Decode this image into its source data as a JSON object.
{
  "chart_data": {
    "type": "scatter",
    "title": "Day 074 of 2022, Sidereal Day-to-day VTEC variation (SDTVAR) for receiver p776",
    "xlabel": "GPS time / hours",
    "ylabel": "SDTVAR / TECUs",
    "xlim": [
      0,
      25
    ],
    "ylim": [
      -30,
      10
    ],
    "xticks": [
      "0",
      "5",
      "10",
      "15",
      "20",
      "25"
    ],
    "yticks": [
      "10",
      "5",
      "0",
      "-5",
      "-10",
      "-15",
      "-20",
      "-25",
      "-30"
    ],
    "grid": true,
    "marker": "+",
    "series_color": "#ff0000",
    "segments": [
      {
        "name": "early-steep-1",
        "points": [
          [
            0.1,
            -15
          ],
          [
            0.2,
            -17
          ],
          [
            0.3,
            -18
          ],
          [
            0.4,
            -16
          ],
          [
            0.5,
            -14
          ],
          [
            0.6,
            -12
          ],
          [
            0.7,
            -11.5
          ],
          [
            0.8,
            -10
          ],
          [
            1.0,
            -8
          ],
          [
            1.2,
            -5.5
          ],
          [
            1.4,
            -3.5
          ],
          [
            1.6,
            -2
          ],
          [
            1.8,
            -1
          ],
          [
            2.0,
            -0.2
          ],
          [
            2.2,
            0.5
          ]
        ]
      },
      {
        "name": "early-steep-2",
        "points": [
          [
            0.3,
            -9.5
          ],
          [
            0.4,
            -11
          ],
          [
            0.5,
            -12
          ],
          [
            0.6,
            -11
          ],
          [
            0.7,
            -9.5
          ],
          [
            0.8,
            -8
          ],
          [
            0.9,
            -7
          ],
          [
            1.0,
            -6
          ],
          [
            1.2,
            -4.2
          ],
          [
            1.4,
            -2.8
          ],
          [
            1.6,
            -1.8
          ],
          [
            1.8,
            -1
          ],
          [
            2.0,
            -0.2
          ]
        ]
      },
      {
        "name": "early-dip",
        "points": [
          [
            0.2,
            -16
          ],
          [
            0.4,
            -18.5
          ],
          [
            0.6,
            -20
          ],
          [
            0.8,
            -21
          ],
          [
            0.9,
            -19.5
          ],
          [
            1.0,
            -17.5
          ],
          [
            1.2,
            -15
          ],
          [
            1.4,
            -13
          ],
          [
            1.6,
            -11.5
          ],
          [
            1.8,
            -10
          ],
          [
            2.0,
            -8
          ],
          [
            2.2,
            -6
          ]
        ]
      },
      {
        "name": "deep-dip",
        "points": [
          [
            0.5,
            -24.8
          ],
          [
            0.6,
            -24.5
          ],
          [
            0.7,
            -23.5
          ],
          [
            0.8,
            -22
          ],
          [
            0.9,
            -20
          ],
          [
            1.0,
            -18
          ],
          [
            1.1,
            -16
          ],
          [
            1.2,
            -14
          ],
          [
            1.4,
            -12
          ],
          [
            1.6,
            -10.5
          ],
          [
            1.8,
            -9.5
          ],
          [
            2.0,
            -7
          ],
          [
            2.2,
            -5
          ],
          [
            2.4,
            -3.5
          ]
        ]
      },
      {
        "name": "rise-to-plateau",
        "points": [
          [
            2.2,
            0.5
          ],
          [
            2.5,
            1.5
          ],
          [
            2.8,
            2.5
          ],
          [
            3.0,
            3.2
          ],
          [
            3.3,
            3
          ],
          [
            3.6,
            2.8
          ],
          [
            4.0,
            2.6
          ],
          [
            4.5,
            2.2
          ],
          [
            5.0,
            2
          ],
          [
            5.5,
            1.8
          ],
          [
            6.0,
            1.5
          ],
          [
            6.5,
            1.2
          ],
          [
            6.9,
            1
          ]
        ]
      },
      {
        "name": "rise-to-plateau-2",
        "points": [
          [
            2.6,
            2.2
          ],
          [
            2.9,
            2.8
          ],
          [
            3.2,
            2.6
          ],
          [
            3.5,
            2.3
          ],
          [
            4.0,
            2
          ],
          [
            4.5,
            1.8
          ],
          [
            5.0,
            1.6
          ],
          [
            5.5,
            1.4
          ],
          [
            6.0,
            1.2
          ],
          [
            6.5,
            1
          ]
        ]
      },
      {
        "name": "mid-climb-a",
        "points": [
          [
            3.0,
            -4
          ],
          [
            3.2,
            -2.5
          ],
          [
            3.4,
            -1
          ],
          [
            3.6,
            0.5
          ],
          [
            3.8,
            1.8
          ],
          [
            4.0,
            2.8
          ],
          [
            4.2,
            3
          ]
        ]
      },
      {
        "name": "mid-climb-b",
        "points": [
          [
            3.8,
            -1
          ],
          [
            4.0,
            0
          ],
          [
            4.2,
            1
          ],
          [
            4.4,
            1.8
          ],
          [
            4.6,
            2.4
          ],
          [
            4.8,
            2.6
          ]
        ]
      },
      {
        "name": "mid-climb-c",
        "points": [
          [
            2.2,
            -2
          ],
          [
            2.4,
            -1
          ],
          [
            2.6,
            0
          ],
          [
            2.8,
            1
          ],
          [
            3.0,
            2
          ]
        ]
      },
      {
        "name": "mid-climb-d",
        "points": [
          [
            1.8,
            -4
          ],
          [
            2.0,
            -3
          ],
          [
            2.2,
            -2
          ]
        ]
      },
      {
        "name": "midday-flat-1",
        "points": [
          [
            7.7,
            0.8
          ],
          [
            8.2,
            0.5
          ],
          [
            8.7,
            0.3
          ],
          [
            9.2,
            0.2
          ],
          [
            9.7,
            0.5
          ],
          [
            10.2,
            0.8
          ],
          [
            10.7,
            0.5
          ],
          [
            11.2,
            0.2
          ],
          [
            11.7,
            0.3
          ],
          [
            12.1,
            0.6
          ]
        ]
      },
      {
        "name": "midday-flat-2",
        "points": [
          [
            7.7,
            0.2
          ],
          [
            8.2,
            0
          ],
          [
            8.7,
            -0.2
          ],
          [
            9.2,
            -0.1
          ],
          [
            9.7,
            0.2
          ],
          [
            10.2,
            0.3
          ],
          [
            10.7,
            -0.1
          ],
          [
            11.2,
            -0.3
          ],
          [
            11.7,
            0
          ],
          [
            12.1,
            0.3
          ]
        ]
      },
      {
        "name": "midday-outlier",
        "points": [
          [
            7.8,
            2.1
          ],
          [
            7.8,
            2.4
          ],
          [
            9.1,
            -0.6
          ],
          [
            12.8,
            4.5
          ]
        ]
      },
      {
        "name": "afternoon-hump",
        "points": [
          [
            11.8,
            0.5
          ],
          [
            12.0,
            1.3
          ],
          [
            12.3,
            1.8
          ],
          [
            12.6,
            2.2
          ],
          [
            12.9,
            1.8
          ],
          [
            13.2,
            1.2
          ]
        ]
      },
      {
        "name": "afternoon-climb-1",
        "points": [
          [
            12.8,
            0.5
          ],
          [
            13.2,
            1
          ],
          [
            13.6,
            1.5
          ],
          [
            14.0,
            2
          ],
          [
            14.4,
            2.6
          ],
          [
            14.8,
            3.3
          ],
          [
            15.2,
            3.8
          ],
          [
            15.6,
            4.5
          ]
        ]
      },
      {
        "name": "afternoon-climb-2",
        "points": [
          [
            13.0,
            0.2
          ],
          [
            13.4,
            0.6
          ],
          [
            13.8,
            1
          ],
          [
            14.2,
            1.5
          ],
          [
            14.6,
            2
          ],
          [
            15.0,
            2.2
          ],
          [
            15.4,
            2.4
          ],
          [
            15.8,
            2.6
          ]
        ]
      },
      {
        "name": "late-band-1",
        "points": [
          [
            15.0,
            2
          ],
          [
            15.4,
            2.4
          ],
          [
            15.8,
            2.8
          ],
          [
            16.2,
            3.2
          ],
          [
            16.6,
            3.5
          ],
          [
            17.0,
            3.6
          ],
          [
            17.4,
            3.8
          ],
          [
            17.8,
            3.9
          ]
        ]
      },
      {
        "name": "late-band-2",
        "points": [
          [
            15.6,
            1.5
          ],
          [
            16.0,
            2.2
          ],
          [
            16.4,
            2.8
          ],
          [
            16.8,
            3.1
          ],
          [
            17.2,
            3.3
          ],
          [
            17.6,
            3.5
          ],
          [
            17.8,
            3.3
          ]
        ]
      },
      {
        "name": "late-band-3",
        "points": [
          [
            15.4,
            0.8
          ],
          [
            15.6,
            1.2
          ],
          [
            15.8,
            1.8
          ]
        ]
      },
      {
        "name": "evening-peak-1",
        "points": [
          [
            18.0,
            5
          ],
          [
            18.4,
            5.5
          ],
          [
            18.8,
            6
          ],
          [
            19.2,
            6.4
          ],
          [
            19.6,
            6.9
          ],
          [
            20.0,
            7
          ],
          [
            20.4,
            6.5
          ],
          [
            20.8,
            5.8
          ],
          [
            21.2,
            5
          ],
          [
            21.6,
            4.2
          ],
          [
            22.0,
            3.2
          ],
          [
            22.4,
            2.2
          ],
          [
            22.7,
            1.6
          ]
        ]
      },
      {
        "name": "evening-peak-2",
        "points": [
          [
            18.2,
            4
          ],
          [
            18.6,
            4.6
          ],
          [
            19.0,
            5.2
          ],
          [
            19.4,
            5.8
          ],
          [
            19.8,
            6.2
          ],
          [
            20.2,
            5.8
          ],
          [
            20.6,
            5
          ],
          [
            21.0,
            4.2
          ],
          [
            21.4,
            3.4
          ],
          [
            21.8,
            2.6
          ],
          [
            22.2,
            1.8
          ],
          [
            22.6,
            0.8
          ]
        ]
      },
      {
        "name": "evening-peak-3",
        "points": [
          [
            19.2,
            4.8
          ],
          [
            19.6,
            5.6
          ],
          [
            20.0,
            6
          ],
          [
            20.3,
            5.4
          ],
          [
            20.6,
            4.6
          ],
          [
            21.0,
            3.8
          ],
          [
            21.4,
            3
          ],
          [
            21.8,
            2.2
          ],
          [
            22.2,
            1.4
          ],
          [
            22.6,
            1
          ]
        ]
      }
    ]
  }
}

● **YOUR INSTRUCTIONS**: List the lines of the records where "afternoon" occurs.

● **SOLUTION TO THE PROBLEM**:
        "name": "afternoon-hump",
        "name": "afternoon-climb-1",
        "name": "afternoon-climb-2",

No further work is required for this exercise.